> _作業内容_: 以下のレコードの各行を、一字一句変えずにすべて書き写してもらえますか？

/---

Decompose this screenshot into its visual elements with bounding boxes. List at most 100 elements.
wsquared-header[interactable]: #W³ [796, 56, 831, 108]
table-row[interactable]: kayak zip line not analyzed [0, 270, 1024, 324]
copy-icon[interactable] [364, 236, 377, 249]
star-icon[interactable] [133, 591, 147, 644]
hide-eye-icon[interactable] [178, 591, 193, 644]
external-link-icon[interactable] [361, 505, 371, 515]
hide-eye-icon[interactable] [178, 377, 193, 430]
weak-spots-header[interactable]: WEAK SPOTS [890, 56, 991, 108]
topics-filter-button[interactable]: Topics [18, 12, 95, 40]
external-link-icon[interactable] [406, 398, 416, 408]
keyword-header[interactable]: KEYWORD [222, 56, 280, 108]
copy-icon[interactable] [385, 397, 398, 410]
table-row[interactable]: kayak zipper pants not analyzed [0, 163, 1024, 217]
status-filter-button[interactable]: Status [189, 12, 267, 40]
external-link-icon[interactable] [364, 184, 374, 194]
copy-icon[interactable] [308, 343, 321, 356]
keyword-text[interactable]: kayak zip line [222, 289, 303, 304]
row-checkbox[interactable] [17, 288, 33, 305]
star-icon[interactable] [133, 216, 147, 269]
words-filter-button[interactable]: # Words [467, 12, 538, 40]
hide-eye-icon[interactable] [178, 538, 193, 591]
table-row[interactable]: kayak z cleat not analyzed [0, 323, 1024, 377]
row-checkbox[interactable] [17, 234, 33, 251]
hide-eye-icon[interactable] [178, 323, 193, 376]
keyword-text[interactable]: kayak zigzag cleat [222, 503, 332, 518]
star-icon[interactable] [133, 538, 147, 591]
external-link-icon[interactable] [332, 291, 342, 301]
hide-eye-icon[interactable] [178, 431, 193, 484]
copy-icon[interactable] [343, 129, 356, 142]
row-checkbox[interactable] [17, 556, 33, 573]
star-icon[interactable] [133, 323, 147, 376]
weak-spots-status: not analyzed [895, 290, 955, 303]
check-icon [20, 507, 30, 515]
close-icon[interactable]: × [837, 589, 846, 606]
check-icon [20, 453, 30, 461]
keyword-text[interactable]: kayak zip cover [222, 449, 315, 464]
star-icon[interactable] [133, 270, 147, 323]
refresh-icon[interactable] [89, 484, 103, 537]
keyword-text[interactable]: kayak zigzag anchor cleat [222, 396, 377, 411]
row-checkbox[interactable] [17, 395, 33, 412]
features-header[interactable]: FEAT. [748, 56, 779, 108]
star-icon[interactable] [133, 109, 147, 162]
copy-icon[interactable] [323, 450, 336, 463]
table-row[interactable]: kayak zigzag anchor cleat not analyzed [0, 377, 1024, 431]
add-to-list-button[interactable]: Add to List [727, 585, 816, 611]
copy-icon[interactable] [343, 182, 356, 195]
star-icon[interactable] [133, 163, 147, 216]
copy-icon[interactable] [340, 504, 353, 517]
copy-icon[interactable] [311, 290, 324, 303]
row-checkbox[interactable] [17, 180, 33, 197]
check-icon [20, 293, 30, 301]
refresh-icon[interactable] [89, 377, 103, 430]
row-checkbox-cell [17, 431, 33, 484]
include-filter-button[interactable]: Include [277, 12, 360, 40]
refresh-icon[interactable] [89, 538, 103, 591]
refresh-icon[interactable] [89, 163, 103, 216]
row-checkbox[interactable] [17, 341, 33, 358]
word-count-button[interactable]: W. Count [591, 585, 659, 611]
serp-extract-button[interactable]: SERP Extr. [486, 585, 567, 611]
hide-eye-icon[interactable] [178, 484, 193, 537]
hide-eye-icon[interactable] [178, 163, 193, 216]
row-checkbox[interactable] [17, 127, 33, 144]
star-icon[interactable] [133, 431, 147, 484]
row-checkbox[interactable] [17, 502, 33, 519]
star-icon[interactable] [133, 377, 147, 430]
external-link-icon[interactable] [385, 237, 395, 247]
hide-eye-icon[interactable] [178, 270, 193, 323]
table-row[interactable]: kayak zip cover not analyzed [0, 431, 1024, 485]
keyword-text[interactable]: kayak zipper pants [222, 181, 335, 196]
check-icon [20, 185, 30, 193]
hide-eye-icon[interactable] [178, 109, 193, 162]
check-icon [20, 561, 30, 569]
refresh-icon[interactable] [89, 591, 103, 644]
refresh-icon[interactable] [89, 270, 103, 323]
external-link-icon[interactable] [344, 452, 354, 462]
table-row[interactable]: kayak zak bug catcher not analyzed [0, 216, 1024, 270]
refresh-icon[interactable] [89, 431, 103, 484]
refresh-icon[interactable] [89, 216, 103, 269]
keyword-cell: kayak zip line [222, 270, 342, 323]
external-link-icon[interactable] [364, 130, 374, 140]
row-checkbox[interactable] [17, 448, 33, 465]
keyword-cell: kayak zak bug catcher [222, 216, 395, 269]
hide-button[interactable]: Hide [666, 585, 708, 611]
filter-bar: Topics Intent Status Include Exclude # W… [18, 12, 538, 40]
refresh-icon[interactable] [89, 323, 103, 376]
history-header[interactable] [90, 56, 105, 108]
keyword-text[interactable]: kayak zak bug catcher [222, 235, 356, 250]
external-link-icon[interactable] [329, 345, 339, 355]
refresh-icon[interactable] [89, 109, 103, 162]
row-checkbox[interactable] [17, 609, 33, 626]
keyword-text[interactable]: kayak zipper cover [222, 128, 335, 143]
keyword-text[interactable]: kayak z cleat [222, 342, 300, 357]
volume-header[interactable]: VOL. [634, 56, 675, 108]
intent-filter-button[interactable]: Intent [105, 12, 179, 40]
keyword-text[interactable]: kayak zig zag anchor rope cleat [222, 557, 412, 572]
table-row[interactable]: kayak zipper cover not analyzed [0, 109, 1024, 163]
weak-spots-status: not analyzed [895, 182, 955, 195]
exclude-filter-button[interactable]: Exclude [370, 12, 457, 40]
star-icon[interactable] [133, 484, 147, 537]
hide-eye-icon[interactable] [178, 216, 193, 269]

\---

> _回答_:
Decompose this screenshot into its visual elements with bounding boxes. List at most 100 elements.
wsquared-header[interactable]: #W³ [796, 56, 831, 108]
table-row[interactable]: kayak zip line not analyzed [0, 270, 1024, 324]
copy-icon[interactable] [364, 236, 377, 249]
star-icon[interactable] [133, 591, 147, 644]
hide-eye-icon[interactable] [178, 591, 193, 644]
external-link-icon[interactable] [361, 505, 371, 515]
hide-eye-icon[interactable] [178, 377, 193, 430]
weak-spots-header[interactable]: WEAK SPOTS [890, 56, 991, 108]
topics-filter-button[interactable]: Topics [18, 12, 95, 40]
external-link-icon[interactable] [406, 398, 416, 408]
keyword-header[interactable]: KEYWORD [222, 56, 280, 108]
copy-icon[interactable] [385, 397, 398, 410]
table-row[interactable]: kayak zipper pants not analyzed [0, 163, 1024, 217]
status-filter-button[interactable]: Status [189, 12, 267, 40]
external-link-icon[interactable] [364, 184, 374, 194]
copy-icon[interactable] [308, 343, 321, 356]
keyword-text[interactable]: kayak zip line [222, 289, 303, 304]
row-checkbox[interactable] [17, 288, 33, 305]
star-icon[interactable] [133, 216, 147, 269]
words-filter-button[interactable]: # Words [467, 12, 538, 40]
hide-eye-icon[interactable] [178, 538, 193, 591]
table-row[interactable]: kayak z cleat not analyzed [0, 323, 1024, 377]
row-checkbox[interactable] [17, 234, 33, 251]
hide-eye-icon[interactable] [178, 323, 193, 376]
keyword-text[interactable]: kayak zigzag cleat [222, 503, 332, 518]
star-icon[interactable] [133, 538, 147, 591]
external-link-icon[interactable] [332, 291, 342, 301]
hide-eye-icon[interactable] [178, 431, 193, 484]
copy-icon[interactable] [343, 129, 356, 142]
row-checkbox[interactable] [17, 556, 33, 573]
star-icon[interactable] [133, 323, 147, 376]
weak-spots-status: not analyzed [895, 290, 955, 303]
check-icon [20, 507, 30, 515]
close-icon[interactable]: × [837, 589, 846, 606]
check-icon [20, 453, 30, 461]
keyword-text[interactable]: kayak zip cover [222, 449, 315, 464]
star-icon[interactable] [133, 270, 147, 323]
refresh-icon[interactable] [89, 484, 103, 537]
keyword-text[interactable]: kayak zigzag anchor cleat [222, 396, 377, 411]
row-checkbox[interactable] [17, 395, 33, 412]
features-header[interactable]: FEAT. [748, 56, 779, 108]
star-icon[interactable] [133, 109, 147, 162]
copy-icon[interactable] [323, 450, 336, 463]
table-row[interactable]: kayak zigzag anchor cleat not analyzed [0, 377, 1024, 431]
add-to-list-button[interactable]: Add to List [727, 585, 816, 611]
copy-icon[interactable] [343, 182, 356, 195]
star-icon[interactable] [133, 163, 147, 216]
copy-icon[interactable] [340, 504, 353, 517]
copy-icon[interactable] [311, 290, 324, 303]
row-checkbox[interactable] [17, 180, 33, 197]
check-icon [20, 293, 30, 301]
refresh-icon[interactable] [89, 377, 103, 430]
row-checkbox-cell [17, 431, 33, 484]
include-filter-button[interactable]: Include [277, 12, 360, 40]
refresh-icon[interactable] [89, 538, 103, 591]
refresh-icon[interactable] [89, 163, 103, 216]
row-checkbox[interactable] [17, 341, 33, 358]
word-count-button[interactable]: W. Count [591, 585, 659, 611]
serp-extract-button[interactable]: SERP Extr. [486, 585, 567, 611]
hide-eye-icon[interactable] [178, 484, 193, 537]
hide-eye-icon[interactable] [178, 163, 193, 216]
row-checkbox[interactable] [17, 127, 33, 144]
star-icon[interactable] [133, 431, 147, 484]
row-checkbox[interactable] [17, 502, 33, 519]
star-icon[interactable] [133, 377, 147, 430]
external-link-icon[interactable] [385, 237, 395, 247]
hide-eye-icon[interactable] [178, 270, 193, 323]
table-row[interactable]: kayak zip cover not analyzed [0, 431, 1024, 485]
keyword-text[interactable]: kayak zipper pants [222, 181, 335, 196]
check-icon [20, 185, 30, 193]
hide-eye-icon[interactable] [178, 109, 193, 162]
check-icon [20, 561, 30, 569]
refresh-icon[interactable] [89, 591, 103, 644]
refresh-icon[interactable] [89, 270, 103, 323]
external-link-icon[interactable] [344, 452, 354, 462]
table-row[interactable]: kayak zak bug catcher not analyzed [0, 216, 1024, 270]
refresh-icon[interactable] [89, 431, 103, 484]
refresh-icon[interactable] [89, 216, 103, 269]
keyword-cell: kayak zip line [222, 270, 342, 323]
external-link-icon[interactable] [364, 130, 374, 140]
row-checkbox[interactable] [17, 448, 33, 465]
keyword-cell: kayak zak bug catcher [222, 216, 395, 269]
hide-button[interactable]: Hide [666, 585, 708, 611]
filter-bar: Topics Intent Status Include Exclude # W… [18, 12, 538, 40]
refresh-icon[interactable] [89, 323, 103, 376]
history-header[interactable] [90, 56, 105, 108]
keyword-text[interactable]: kayak zak bug catcher [222, 235, 356, 250]
external-link-icon[interactable] [329, 345, 339, 355]
refresh-icon[interactable] [89, 109, 103, 162]
row-checkbox[interactable] [17, 609, 33, 626]
keyword-text[interactable]: kayak zipper cover [222, 128, 335, 143]
keyword-text[interactable]: kayak z cleat [222, 342, 300, 357]
volume-header[interactable]: VOL. [634, 56, 675, 108]
intent-filter-button[interactable]: Intent [105, 12, 179, 40]
keyword-text[interactable]: kayak zig zag anchor rope cleat [222, 557, 412, 572]
table-row[interactable]: kayak zipper cover not analyzed [0, 109, 1024, 163]
weak-spots-status: not analyzed [895, 182, 955, 195]
exclude-filter-button[interactable]: Exclude [370, 12, 457, 40]
star-icon[interactable] [133, 484, 147, 537]
hide-eye-icon[interactable] [178, 216, 193, 269]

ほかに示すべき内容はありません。